▸ Requirement
Look through the listing and locate every line containing the word "variable"; copy those lines.

[Chart and figure data]
>> begin

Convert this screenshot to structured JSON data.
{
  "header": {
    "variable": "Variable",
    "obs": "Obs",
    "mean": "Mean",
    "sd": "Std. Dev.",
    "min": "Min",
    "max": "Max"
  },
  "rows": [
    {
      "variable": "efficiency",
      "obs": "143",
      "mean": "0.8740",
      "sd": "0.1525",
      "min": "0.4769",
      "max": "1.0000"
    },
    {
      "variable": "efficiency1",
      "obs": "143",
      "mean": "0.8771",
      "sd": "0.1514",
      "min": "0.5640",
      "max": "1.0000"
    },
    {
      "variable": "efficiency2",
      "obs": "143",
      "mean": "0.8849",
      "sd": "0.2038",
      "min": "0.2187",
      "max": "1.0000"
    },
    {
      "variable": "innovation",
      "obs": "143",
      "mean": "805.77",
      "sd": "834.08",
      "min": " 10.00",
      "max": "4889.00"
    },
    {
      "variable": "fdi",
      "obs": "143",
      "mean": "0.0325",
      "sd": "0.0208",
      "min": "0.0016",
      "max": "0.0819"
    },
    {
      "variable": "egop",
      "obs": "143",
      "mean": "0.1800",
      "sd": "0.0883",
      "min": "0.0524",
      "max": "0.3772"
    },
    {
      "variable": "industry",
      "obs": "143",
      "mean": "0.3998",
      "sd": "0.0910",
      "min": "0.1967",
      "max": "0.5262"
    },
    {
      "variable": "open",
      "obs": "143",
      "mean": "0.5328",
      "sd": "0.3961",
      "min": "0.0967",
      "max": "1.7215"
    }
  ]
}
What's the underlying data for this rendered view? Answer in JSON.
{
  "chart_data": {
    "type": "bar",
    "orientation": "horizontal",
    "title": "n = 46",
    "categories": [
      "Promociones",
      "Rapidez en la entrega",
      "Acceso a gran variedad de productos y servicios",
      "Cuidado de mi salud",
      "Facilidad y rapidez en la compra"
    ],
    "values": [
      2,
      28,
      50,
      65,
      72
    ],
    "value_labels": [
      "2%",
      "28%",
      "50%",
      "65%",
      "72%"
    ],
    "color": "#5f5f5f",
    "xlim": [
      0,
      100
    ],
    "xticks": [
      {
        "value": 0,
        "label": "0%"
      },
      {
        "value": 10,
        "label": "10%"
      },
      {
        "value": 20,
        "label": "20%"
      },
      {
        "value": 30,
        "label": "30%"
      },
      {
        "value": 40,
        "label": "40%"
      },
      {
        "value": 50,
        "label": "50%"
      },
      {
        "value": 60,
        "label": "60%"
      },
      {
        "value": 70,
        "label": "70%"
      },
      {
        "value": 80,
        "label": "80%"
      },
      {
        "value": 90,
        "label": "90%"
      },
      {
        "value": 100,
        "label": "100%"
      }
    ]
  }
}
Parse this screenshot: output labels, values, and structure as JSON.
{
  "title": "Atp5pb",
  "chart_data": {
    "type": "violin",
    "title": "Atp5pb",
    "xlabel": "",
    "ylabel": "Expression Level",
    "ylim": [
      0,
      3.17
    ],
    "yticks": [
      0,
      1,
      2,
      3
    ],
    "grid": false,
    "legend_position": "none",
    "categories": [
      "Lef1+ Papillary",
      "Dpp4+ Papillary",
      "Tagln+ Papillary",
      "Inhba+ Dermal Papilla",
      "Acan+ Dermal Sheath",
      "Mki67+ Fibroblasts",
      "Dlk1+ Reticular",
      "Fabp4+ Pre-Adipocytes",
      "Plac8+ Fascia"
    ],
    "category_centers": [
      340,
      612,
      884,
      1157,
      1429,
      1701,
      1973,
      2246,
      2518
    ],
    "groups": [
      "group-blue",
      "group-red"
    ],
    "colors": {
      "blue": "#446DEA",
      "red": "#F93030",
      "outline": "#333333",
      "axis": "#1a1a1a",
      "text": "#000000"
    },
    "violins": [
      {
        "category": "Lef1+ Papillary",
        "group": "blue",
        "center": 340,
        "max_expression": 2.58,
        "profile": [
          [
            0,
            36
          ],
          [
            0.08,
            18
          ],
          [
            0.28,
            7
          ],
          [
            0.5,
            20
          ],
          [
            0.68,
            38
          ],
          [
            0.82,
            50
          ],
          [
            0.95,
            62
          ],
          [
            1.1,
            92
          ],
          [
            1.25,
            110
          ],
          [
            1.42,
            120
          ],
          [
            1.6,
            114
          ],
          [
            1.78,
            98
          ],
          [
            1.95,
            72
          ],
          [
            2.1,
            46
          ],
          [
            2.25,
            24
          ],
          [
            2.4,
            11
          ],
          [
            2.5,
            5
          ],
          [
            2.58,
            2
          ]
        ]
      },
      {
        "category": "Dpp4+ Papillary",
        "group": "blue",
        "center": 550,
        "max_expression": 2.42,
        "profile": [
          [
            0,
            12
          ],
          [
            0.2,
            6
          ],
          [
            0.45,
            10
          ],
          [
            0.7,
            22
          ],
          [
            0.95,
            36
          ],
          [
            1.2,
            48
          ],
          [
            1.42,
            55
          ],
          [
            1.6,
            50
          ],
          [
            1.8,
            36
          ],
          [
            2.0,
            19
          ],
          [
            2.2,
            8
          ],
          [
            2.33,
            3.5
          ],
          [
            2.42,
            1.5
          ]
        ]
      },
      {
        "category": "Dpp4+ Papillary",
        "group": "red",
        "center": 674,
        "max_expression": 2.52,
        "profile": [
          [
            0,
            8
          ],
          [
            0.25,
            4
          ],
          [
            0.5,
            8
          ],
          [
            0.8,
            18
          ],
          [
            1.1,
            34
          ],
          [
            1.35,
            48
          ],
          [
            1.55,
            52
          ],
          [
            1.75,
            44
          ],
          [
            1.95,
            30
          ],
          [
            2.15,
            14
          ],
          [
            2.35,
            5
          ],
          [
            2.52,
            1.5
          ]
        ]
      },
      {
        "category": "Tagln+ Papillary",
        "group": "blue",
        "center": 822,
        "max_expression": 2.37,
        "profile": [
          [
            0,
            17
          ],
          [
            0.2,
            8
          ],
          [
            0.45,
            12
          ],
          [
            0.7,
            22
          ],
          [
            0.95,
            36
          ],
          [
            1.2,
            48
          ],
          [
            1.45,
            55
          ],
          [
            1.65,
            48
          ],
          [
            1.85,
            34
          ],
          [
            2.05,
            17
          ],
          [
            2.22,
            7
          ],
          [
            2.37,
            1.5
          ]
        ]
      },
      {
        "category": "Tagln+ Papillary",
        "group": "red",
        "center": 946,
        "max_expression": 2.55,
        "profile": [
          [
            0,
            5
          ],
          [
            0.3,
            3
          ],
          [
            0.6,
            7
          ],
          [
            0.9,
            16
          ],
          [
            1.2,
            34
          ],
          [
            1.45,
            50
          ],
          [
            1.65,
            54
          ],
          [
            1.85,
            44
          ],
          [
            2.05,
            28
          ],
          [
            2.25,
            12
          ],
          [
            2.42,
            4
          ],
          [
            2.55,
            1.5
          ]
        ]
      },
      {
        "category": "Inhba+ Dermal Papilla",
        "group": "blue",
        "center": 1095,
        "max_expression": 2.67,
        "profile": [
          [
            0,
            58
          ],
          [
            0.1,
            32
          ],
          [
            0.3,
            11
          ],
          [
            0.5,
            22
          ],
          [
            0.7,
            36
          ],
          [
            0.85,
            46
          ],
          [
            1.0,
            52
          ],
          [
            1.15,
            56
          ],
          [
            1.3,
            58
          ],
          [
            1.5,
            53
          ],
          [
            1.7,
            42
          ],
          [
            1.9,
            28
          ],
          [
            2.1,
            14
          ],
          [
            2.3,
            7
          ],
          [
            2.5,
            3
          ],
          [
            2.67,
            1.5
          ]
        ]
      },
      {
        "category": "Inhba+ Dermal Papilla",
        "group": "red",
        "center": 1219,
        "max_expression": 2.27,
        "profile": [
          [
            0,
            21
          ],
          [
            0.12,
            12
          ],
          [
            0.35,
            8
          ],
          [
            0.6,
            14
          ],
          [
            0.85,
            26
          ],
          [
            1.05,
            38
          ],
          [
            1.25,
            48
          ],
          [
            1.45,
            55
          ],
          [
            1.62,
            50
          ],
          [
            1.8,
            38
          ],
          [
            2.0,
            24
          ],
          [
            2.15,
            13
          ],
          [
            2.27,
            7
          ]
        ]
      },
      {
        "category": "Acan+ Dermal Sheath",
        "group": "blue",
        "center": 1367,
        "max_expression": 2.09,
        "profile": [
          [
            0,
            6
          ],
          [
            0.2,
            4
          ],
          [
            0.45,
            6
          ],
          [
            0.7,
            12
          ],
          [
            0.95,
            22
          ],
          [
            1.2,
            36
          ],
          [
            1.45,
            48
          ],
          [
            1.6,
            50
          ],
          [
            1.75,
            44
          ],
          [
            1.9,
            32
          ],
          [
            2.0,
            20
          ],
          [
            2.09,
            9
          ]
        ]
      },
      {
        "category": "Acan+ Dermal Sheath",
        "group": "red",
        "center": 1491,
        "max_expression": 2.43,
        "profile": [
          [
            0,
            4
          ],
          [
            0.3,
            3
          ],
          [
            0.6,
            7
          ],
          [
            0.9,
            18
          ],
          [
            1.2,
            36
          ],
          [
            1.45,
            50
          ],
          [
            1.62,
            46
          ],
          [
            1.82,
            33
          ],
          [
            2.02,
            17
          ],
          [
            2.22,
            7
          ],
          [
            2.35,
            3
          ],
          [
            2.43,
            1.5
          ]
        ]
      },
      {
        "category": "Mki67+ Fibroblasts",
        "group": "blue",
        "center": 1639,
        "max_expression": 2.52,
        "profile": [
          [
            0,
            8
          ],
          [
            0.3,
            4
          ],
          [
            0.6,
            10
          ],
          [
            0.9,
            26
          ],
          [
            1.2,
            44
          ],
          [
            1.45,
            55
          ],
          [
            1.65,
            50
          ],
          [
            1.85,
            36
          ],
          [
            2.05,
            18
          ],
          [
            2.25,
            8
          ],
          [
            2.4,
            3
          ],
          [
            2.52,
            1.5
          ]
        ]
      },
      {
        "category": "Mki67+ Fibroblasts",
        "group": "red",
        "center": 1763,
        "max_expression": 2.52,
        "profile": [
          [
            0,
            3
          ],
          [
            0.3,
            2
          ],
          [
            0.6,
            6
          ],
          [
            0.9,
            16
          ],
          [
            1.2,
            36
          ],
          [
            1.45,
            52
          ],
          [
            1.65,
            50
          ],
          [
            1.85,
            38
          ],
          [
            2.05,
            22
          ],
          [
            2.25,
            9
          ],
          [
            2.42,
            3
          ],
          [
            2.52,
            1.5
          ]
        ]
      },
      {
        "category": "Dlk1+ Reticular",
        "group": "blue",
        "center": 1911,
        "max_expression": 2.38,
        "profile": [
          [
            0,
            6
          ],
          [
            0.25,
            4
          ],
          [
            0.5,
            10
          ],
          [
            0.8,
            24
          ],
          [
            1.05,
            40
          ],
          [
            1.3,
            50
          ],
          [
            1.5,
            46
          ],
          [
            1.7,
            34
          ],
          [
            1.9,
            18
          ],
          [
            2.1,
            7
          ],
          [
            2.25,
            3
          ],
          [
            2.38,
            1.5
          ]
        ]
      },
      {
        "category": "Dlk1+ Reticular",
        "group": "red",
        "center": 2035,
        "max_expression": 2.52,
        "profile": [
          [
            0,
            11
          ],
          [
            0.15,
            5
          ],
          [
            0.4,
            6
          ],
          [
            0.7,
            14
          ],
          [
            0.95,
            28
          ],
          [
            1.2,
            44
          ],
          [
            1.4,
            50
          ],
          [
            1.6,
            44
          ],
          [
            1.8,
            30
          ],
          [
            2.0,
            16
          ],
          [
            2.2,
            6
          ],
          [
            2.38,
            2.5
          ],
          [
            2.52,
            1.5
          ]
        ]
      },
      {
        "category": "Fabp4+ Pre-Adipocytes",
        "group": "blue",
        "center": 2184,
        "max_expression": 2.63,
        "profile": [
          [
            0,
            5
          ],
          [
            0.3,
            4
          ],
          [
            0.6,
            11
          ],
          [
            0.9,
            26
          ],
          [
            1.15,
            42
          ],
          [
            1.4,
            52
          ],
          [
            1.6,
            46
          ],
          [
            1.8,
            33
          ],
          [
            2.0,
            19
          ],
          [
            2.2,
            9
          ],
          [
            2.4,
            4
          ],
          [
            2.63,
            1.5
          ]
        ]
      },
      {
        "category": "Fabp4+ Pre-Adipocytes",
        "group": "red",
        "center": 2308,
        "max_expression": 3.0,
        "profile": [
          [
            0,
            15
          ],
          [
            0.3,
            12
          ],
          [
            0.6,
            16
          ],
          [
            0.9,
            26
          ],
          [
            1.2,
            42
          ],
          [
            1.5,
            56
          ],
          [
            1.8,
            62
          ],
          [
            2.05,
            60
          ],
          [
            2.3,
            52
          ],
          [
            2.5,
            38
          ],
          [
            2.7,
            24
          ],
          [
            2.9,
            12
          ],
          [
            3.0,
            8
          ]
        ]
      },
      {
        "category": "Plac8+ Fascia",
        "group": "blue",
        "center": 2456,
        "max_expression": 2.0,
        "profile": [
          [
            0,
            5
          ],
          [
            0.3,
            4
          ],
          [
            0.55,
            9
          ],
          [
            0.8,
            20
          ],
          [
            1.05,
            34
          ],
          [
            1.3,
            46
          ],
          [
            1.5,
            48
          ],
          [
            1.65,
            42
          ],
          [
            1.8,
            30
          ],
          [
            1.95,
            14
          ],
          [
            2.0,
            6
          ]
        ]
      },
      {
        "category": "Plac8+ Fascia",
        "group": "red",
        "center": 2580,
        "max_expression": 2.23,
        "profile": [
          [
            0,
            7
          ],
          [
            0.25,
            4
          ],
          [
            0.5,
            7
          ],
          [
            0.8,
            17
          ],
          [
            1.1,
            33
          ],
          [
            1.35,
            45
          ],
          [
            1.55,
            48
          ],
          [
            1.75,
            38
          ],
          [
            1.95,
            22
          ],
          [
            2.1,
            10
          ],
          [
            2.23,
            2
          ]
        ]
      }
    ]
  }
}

>> end

▸ Full output
    "variable": "Variable",
      "variable": "efficiency",
      "variable": "efficiency1",
      "variable": "efficiency2",
      "variable": "innovation",
      "variable": "fdi",
      "variable": "egop",
      "variable": "industry",
      "variable": "open",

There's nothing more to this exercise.